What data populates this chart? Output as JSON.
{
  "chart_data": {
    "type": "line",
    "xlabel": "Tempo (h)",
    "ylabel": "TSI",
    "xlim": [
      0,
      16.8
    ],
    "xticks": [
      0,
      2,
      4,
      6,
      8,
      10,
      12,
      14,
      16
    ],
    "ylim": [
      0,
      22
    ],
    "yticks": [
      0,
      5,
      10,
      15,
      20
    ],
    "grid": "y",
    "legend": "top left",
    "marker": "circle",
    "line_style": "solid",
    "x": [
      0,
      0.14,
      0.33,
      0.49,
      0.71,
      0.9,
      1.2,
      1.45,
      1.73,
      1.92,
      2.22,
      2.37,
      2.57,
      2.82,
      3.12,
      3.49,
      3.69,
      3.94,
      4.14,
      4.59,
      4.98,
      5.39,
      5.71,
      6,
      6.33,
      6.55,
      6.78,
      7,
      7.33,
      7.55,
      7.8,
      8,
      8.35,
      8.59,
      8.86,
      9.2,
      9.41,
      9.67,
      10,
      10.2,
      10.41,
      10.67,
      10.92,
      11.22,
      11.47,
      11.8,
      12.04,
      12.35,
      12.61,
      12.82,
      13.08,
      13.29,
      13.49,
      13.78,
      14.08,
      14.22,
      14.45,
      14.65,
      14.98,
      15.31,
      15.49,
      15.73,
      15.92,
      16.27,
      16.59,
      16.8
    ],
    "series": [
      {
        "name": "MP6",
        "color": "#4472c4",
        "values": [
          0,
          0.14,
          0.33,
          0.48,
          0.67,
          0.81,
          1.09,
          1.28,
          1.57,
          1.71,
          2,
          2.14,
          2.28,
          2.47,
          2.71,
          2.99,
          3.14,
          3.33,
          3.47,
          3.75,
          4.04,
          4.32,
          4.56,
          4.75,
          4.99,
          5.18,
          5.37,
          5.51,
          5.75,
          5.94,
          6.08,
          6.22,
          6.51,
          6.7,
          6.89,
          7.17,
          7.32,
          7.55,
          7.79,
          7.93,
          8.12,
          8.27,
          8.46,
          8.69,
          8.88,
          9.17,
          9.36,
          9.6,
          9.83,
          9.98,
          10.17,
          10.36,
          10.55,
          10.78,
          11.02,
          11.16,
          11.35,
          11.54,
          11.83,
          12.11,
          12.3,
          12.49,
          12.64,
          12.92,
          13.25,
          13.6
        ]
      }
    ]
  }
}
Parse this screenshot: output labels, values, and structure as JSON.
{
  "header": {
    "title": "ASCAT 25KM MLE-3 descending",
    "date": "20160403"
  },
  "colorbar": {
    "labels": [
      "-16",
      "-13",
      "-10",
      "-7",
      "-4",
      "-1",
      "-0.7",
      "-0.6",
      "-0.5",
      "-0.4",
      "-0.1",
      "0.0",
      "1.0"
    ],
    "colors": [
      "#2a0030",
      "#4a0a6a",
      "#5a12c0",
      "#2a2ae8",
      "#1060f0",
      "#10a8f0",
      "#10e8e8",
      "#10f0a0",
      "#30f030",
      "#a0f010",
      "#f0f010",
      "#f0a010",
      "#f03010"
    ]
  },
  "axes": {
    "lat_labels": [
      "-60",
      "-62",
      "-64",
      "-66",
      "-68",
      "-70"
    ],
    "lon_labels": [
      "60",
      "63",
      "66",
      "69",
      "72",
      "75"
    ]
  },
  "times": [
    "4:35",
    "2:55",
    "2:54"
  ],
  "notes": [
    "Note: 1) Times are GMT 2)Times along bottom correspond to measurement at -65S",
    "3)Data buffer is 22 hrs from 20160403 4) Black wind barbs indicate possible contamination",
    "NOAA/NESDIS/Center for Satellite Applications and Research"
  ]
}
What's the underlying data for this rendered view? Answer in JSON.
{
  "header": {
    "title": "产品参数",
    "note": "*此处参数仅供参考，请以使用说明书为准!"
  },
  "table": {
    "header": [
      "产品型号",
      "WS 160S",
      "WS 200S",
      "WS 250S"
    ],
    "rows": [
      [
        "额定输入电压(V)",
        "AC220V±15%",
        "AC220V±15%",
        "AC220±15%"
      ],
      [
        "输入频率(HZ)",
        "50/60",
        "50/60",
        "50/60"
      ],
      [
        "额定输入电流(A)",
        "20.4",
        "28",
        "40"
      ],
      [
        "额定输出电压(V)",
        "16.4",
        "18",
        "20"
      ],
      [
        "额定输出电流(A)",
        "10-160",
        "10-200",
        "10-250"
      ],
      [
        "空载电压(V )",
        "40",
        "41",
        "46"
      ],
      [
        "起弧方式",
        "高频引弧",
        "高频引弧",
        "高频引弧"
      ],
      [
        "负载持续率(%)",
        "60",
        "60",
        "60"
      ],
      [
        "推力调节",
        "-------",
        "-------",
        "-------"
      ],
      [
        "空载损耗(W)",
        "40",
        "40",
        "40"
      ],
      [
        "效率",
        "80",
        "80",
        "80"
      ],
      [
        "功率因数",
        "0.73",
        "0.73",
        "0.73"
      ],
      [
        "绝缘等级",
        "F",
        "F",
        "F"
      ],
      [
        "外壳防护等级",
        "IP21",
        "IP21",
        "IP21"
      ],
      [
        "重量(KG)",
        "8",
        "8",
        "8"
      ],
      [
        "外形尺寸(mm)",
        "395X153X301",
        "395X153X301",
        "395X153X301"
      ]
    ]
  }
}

_SHORT EXERCISE:_ Your task is to give the records above again, exactly.

_ANSWER TO THIS TASK:_
What data populates this chart? Output as JSON.
{
  "chart_data": {
    "type": "line",
    "xlabel": "Tempo (h)",
    "ylabel": "TSI",
    "xlim": [
      0,
      16.8
    ],
    "xticks": [
      0,
      2,
      4,
      6,
      8,
      10,
      12,
      14,
      16
    ],
    "ylim": [
      0,
      22
    ],
    "yticks": [
      0,
      5,
      10,
      15,
      20
    ],
    "grid": "y",
    "legend": "top left",
    "marker": "circle",
    "line_style": "solid",
    "x": [
      0,
      0.14,
      0.33,
      0.49,
      0.71,
      0.9,
      1.2,
      1.45,
      1.73,
      1.92,
      2.22,
      2.37,
      2.57,
      2.82,
      3.12,
      3.49,
      3.69,
      3.94,
      4.14,
      4.59,
      4.98,
      5.39,
      5.71,
      6,
      6.33,
      6.55,
      6.78,
      7,
      7.33,
      7.55,
      7.8,
      8,
      8.35,
      8.59,
      8.86,
      9.2,
      9.41,
      9.67,
      10,
      10.2,
      10.41,
      10.67,
      10.92,
      11.22,
      11.47,
      11.8,
      12.04,
      12.35,
      12.61,
      12.82,
      13.08,
      13.29,
      13.49,
      13.78,
      14.08,
      14.22,
      14.45,
      14.65,
      14.98,
      15.31,
      15.49,
      15.73,
      15.92,
      16.27,
      16.59,
      16.8
    ],
    "series": [
      {
        "name": "MP6",
        "color": "#4472c4",
        "values": [
          0,
          0.14,
          0.33,
          0.48,
          0.67,
          0.81,
          1.09,
          1.28,
          1.57,
          1.71,
          2,
          2.14,
          2.28,
          2.47,
          2.71,
          2.99,
          3.14,
          3.33,
          3.47,
          3.75,
          4.04,
          4.32,
          4.56,
          4.75,
          4.99,
          5.18,
          5.37,
          5.51,
          5.75,
          5.94,
          6.08,
          6.22,
          6.51,
          6.7,
          6.89,
          7.17,
          7.32,
          7.55,
          7.79,
          7.93,
          8.12,
          8.27,
          8.46,
          8.69,
          8.88,
          9.17,
          9.36,
          9.6,
          9.83,
          9.98,
          10.17,
          10.36,
          10.55,
          10.78,
          11.02,
          11.16,
          11.35,
          11.54,
          11.83,
          12.11,
          12.3,
          12.49,
          12.64,
          12.92,
          13.25,
          13.6
        ]
      }
    ]
  }
}
Parse this screenshot: output labels, values, and structure as JSON.
{
  "header": {
    "title": "ASCAT 25KM MLE-3 descending",
    "date": "20160403"
  },
  "colorbar": {
    "labels": [
      "-16",
      "-13",
      "-10",
      "-7",
      "-4",
      "-1",
      "-0.7",
      "-0.6",
      "-0.5",
      "-0.4",
      "-0.1",
      "0.0",
      "1.0"
    ],
    "colors": [
      "#2a0030",
      "#4a0a6a",
      "#5a12c0",
      "#2a2ae8",
      "#1060f0",
      "#10a8f0",
      "#10e8e8",
      "#10f0a0",
      "#30f030",
      "#a0f010",
      "#f0f010",
      "#f0a010",
      "#f03010"
    ]
  },
  "axes": {
    "lat_labels": [
      "-60",
      "-62",
      "-64",
      "-66",
      "-68",
      "-70"
    ],
    "lon_labels": [
      "60",
      "63",
      "66",
      "69",
      "72",
      "75"
    ]
  },
  "times": [
    "4:35",
    "2:55",
    "2:54"
  ],
  "notes": [
    "Note: 1) Times are GMT 2)Times along bottom correspond to measurement at -65S",
    "3)Data buffer is 22 hrs from 20160403 4) Black wind barbs indicate possible contamination",
    "NOAA/NESDIS/Center for Satellite Applications and Research"
  ]
}
What's the underlying data for this rendered view? Answer in JSON.
{
  "header": {
    "title": "产品参数",
    "note": "*此处参数仅供参考，请以使用说明书为准!"
  },
  "table": {
    "header": [
      "产品型号",
      "WS 160S",
      "WS 200S",
      "WS 250S"
    ],
    "rows": [
      [
        "额定输入电压(V)",
        "AC220V±15%",
        "AC220V±15%",
        "AC220±15%"
      ],
      [
        "输入频率(HZ)",
        "50/60",
        "50/60",
        "50/60"
      ],
      [
        "额定输入电流(A)",
        "20.4",
        "28",
        "40"
      ],
      [
        "额定输出电压(V)",
        "16.4",
        "18",
        "20"
      ],
      [
        "额定输出电流(A)",
        "10-160",
        "10-200",
        "10-250"
      ],
      [
        "空载电压(V )",
        "40",
        "41",
        "46"
      ],
      [
        "起弧方式",
        "高频引弧",
        "高频引弧",
        "高频引弧"
      ],
      [
        "负载持续率(%)",
        "60",
        "60",
        "60"
      ],
      [
        "推力调节",
        "-------",
        "-------",
        "-------"
      ],
      [
        "空载损耗(W)",
        "40",
        "40",
        "40"
      ],
      [
        "效率",
        "80",
        "80",
        "80"
      ],
      [
        "功率因数",
        "0.73",
        "0.73",
        "0.73"
      ],
      [
        "绝缘等级",
        "F",
        "F",
        "F"
      ],
      [
        "外壳防护等级",
        "IP21",
        "IP21",
        "IP21"
      ],
      [
        "重量(KG)",
        "8",
        "8",
        "8"
      ],
      [
        "外形尺寸(mm)",
        "395X153X301",
        "395X153X301",
        "395X153X301"
      ]
    ]
  }
}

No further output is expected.